___ Material shown

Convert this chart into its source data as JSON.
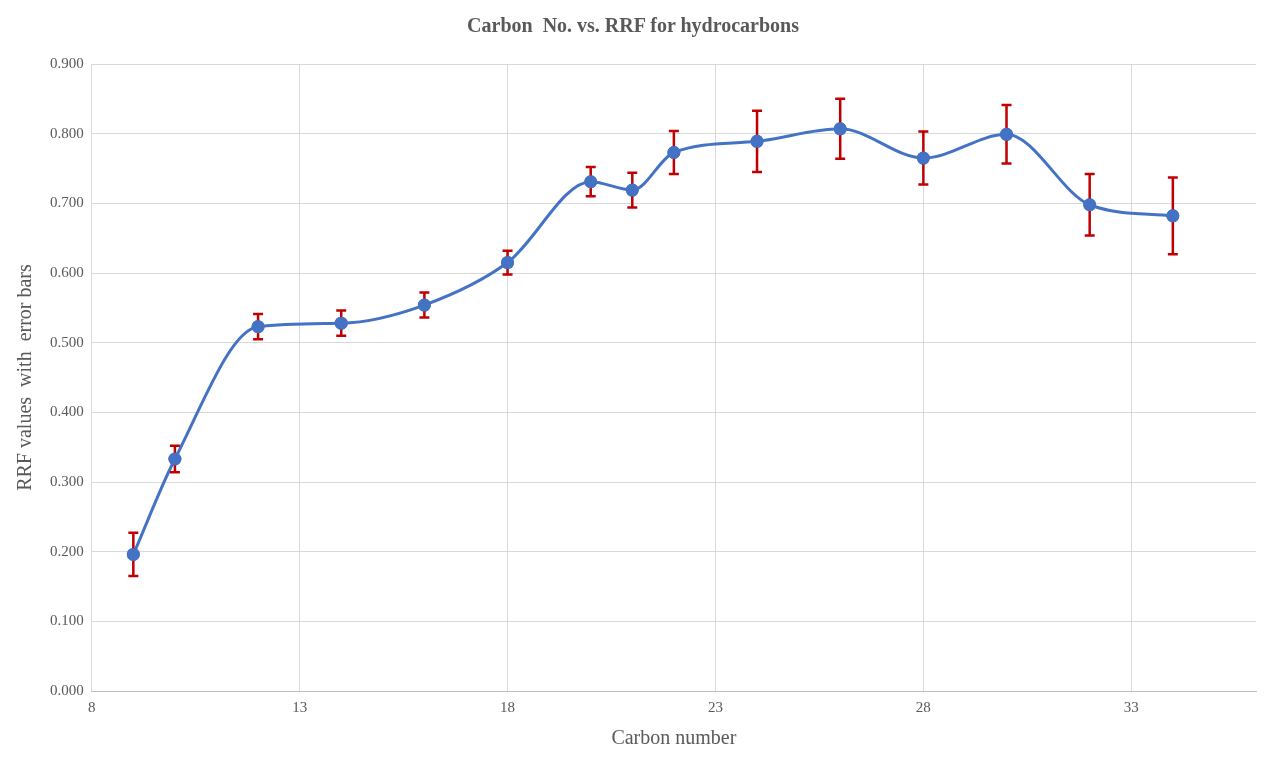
{
  "chart_data": {
    "type": "line",
    "title": "Carbon  No. vs. RRF for hydrocarbons",
    "xlabel": "Carbon number",
    "ylabel": "RRF values  with  error bars",
    "x": [
      9,
      10,
      12,
      14,
      16,
      18,
      20,
      21,
      22,
      24,
      26,
      28,
      30,
      32,
      34
    ],
    "series": [
      {
        "color": "#4472c4",
        "values": [
          0.196,
          0.333,
          0.523,
          0.528,
          0.554,
          0.615,
          0.731,
          0.719,
          0.773,
          0.789,
          0.807,
          0.765,
          0.799,
          0.698,
          0.682
        ],
        "errors": [
          0.031,
          0.019,
          0.018,
          0.018,
          0.018,
          0.017,
          0.021,
          0.025,
          0.031,
          0.044,
          0.043,
          0.038,
          0.042,
          0.044,
          0.055
        ]
      }
    ],
    "xlim": [
      8,
      36
    ],
    "xticks": [
      8,
      13,
      18,
      23,
      28,
      33
    ],
    "ylim": [
      0,
      0.9
    ],
    "yticks": [
      {
        "value": 0,
        "label": "0.000"
      },
      {
        "value": 0.1,
        "label": "0.100"
      },
      {
        "value": 0.2,
        "label": "0.200"
      },
      {
        "value": 0.3,
        "label": "0.300"
      },
      {
        "value": 0.4,
        "label": "0.400"
      },
      {
        "value": 0.5,
        "label": "0.500"
      },
      {
        "value": 0.6,
        "label": "0.600"
      },
      {
        "value": 0.7,
        "label": "0.700"
      },
      {
        "value": 0.8,
        "label": "0.800"
      },
      {
        "value": 0.9,
        "label": "0.900"
      }
    ],
    "grid": true,
    "legend": false,
    "marker": "circle",
    "line_style": "solid"
  }
}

______

Report all lines of the data above that include the string "values".

• _Worked answer_
    "ylabel": "RRF values  with  error bars",
        "values": [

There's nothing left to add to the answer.